WRITTEN TASK 1: In the Green School South Africa article below, where is the school's organic waste composted?
WRITTEN TASK 2: Extend the article on Green School South Africa's zero-waste kitchen beyond its final paragraph.

PASSAGE TO READ:
/---

Eliminating waste starts in the kitchen, says Green School SA ahead of Zero Waste week in South Africa; the children even got to take part in sharing how it is done.
Paarl, South Africa (02 September 2022) – In support of the annual, global Zero Waste Week campaign, which runs from 5 – 9 September, Green School South Africa will be sharing its successes in eliminating waste and innovative solutions to reduce and recycle waste at schools, businesses, households and the environment.
Green School South Africa is a ‘zero-waste-to-landfill’ school situated in the Drakenstein Valley in Paarl in the Western Cape, and has become an inspirational model for scores of other public and private schools. It has created a true circular food economy that works, from which Green School South Africa children can contribute to and learn from, on a daily basis.
During Zero Waste Week, the school will be sharing the successes experienced in the operation of its school kitchen, as well as creative ways of problem-solving and coming up with innovative solutions to the many challenges they have faced.
“Our biggest success so far is how our kitchen operates; from our menu planning, to what we buy, how it is delivered, served, sold, collected, sorted for recycling or composted,” says Madelein Roets, Head of Food. The key motivation behind this – and one of the school’s founding principles – is eliminating food waste.
It is estimated that in South Africa, 10 million tonnes of food ends up in landfills. According to the Worldwide Fund For Nature (WWF), fruits, vegetables and cereals account for 70% of the wastage and loss primarily throughout the food supply chain – from farm to fork. Green School South Africa has significantly reduced the distance between the farm and its kitchen where both organic food waste and food packaging like egg boxes, are ploughed back as compost. Fresh produce from the school garden supplies the kitchen, while organic waste is composted on site in a Bokashi Bin, in turn nourishing the garden soil to produce more organic food. This generates a closed circulatory system that reuses, recycles and regenerates. The visibility of this regenerative cycle is in turn incorporated into the school curriculum.

\---

Element box annotations:

/---

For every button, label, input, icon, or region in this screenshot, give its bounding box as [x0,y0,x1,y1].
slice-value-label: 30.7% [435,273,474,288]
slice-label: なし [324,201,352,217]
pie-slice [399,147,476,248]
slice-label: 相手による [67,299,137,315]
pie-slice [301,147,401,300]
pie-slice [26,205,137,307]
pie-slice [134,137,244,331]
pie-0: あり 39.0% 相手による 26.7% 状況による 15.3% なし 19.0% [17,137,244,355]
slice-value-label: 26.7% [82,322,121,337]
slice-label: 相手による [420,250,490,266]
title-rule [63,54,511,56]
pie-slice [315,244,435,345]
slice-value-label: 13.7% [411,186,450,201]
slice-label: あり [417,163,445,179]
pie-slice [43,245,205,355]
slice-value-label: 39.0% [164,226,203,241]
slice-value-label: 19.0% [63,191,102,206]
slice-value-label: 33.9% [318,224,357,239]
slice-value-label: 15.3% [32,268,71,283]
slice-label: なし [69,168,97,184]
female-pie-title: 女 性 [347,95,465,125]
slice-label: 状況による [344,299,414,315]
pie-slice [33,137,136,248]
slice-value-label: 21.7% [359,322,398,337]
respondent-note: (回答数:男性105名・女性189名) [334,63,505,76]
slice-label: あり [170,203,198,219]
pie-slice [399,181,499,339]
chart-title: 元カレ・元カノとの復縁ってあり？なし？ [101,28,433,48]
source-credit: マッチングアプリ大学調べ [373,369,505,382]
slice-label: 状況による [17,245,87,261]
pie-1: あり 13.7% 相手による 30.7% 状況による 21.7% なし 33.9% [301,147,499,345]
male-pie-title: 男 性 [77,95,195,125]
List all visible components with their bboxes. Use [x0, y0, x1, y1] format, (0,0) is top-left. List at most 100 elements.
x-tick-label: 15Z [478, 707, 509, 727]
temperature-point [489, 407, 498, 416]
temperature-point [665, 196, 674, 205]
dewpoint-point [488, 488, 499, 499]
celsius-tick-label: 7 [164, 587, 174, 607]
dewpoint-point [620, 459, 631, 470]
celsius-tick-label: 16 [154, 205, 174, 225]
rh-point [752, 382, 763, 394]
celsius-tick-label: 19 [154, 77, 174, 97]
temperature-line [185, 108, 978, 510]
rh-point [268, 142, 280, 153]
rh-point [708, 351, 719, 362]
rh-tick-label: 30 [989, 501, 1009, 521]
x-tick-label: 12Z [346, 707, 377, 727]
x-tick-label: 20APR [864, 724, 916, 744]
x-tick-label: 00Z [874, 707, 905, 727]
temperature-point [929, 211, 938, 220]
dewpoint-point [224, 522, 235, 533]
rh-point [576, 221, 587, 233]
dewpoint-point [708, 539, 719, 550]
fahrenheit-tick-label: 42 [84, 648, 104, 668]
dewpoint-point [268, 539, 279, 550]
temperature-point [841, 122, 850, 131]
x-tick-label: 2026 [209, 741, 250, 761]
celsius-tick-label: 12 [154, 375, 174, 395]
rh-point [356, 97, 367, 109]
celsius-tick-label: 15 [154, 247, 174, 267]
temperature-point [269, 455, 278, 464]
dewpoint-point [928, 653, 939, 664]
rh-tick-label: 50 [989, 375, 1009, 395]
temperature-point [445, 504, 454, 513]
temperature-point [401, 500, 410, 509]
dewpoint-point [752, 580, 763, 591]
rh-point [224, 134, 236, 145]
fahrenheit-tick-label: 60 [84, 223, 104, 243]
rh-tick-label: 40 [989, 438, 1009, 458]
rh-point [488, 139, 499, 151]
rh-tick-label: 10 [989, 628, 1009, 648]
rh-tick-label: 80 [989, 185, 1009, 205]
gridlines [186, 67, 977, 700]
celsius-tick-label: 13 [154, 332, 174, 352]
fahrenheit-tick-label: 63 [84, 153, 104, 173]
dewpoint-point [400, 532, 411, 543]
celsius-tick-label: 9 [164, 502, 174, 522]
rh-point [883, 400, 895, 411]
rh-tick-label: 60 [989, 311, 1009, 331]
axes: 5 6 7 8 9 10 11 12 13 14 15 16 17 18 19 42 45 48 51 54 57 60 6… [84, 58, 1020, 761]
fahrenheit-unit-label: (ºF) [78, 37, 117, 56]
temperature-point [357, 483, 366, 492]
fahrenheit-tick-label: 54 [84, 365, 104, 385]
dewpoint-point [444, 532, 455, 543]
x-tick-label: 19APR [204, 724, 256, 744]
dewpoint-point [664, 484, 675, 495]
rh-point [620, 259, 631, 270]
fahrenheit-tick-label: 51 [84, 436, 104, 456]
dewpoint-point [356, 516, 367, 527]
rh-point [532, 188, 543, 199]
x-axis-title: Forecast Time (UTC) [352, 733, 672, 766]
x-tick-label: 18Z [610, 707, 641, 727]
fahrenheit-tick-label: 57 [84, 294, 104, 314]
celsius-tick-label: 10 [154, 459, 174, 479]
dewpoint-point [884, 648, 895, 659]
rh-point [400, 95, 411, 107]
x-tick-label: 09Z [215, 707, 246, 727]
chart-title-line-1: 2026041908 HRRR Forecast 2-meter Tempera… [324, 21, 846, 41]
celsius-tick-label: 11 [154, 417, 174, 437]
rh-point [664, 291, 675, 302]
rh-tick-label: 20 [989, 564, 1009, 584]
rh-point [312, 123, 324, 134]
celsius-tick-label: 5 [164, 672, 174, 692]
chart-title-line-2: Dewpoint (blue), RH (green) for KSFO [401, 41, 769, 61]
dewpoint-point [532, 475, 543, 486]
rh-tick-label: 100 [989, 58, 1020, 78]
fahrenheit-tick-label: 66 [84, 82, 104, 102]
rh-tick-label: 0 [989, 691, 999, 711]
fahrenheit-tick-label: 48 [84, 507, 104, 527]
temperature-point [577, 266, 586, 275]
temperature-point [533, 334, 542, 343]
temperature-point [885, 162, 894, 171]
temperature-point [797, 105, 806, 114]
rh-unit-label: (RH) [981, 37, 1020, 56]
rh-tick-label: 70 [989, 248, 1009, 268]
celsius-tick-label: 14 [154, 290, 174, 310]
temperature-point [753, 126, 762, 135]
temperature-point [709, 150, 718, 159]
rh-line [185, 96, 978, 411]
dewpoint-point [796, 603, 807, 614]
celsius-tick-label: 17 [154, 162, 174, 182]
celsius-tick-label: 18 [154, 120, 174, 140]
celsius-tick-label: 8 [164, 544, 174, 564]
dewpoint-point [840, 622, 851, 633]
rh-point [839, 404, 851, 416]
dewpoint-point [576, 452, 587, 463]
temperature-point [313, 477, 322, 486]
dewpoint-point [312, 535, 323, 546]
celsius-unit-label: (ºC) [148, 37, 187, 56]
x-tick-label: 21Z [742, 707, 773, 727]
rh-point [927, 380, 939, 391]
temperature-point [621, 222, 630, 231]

\---

RESPONSE 1: On site in a Bokashi Bin.

RESPONSE 2:
The Zero Waste Week campaign recognises the enormous value that reducing and recycling waste creates and how localised circular economies can address important societal challenges relating to food security, health, our environment and climate change. During the week-long campaign, South Africans will be motivated and encouraged to relook their food consumption, procurement options and opportunities for turning food waste into resources, as well as reduce their use of synthetic materials and plastic packaging.
Encouraging zero trips to the landfill.
The school maintains a net-positive contribution to landfill sites in the Valley. Landfill sites release harmful emissions into the atmosphere that drive climate change. By helping the surrounding community reduce their waste and divert from landfills Green School South Africa really lives up to its intention of being regenerative and not only zero impact.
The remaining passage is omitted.